DIRECTIVE
Copy out the records in full, word for word, without pictures.

(Collected data entries)
::::
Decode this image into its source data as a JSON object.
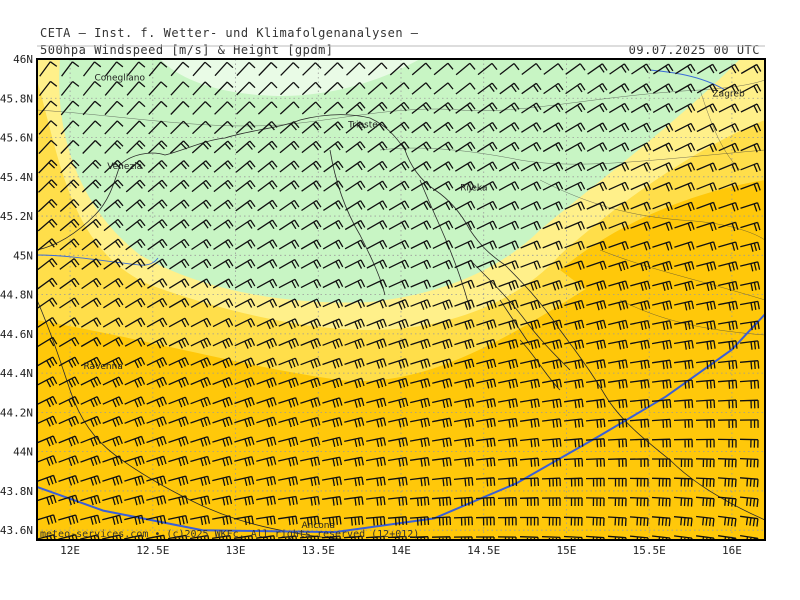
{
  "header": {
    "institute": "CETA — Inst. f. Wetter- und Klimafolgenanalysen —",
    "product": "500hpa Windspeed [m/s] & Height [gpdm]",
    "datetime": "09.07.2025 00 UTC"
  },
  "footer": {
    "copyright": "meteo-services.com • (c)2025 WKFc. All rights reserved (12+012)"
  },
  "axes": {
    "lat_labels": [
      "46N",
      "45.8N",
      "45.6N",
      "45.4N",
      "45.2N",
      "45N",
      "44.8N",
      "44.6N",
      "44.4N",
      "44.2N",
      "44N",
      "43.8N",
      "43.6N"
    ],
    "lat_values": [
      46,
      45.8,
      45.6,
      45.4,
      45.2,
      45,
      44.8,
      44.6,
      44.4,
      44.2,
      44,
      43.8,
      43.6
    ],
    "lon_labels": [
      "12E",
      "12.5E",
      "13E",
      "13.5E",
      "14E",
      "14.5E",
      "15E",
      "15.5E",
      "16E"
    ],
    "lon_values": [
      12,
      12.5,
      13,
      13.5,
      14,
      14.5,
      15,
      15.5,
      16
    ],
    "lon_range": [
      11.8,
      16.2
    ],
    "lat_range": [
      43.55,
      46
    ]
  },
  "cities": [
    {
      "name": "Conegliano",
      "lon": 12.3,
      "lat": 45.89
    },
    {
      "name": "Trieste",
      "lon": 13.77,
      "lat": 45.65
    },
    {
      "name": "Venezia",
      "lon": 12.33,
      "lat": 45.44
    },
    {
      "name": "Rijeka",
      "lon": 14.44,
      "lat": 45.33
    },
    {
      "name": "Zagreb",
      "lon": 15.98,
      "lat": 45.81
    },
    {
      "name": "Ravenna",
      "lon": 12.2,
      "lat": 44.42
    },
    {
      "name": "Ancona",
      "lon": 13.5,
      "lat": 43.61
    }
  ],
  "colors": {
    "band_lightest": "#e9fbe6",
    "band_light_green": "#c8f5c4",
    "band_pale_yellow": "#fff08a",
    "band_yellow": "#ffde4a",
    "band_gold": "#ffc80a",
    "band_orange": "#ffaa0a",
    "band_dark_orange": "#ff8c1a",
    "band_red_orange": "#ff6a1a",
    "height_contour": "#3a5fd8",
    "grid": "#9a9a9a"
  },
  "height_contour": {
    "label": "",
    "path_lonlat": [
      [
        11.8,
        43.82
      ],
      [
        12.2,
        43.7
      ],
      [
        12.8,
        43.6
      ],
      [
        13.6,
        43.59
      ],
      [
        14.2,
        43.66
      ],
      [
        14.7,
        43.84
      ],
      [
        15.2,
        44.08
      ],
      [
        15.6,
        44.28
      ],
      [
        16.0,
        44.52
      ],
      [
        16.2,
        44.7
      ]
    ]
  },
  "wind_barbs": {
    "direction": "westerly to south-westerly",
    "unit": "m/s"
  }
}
::::
RESPONSE TO THE EXERCISE
Decode this image into its source data as a JSON object.
{
  "header": {
    "institute": "CETA — Inst. f. Wetter- und Klimafolgenanalysen —",
    "product": "500hpa Windspeed [m/s] & Height [gpdm]",
    "datetime": "09.07.2025 00 UTC"
  },
  "footer": {
    "copyright": "meteo-services.com • (c)2025 WKFc. All rights reserved (12+012)"
  },
  "axes": {
    "lat_labels": [
      "46N",
      "45.8N",
      "45.6N",
      "45.4N",
      "45.2N",
      "45N",
      "44.8N",
      "44.6N",
      "44.4N",
      "44.2N",
      "44N",
      "43.8N",
      "43.6N"
    ],
    "lat_values": [
      46,
      45.8,
      45.6,
      45.4,
      45.2,
      45,
      44.8,
      44.6,
      44.4,
      44.2,
      44,
      43.8,
      43.6
    ],
    "lon_labels": [
      "12E",
      "12.5E",
      "13E",
      "13.5E",
      "14E",
      "14.5E",
      "15E",
      "15.5E",
      "16E"
    ],
    "lon_values": [
      12,
      12.5,
      13,
      13.5,
      14,
      14.5,
      15,
      15.5,
      16
    ],
    "lon_range": [
      11.8,
      16.2
    ],
    "lat_range": [
      43.55,
      46
    ]
  },
  "cities": [
    {
      "name": "Conegliano",
      "lon": 12.3,
      "lat": 45.89
    },
    {
      "name": "Trieste",
      "lon": 13.77,
      "lat": 45.65
    },
    {
      "name": "Venezia",
      "lon": 12.33,
      "lat": 45.44
    },
    {
      "name": "Rijeka",
      "lon": 14.44,
      "lat": 45.33
    },
    {
      "name": "Zagreb",
      "lon": 15.98,
      "lat": 45.81
    },
    {
      "name": "Ravenna",
      "lon": 12.2,
      "lat": 44.42
    },
    {
      "name": "Ancona",
      "lon": 13.5,
      "lat": 43.61
    }
  ],
  "colors": {
    "band_lightest": "#e9fbe6",
    "band_light_green": "#c8f5c4",
    "band_pale_yellow": "#fff08a",
    "band_yellow": "#ffde4a",
    "band_gold": "#ffc80a",
    "band_orange": "#ffaa0a",
    "band_dark_orange": "#ff8c1a",
    "band_red_orange": "#ff6a1a",
    "height_contour": "#3a5fd8",
    "grid": "#9a9a9a"
  },
  "height_contour": {
    "label": "",
    "path_lonlat": [
      [
        11.8,
        43.82
      ],
      [
        12.2,
        43.7
      ],
      [
        12.8,
        43.6
      ],
      [
        13.6,
        43.59
      ],
      [
        14.2,
        43.66
      ],
      [
        14.7,
        43.84
      ],
      [
        15.2,
        44.08
      ],
      [
        15.6,
        44.28
      ],
      [
        16.0,
        44.52
      ],
      [
        16.2,
        44.7
      ]
    ]
  },
  "wind_barbs": {
    "direction": "westerly to south-westerly",
    "unit": "m/s"
  }
}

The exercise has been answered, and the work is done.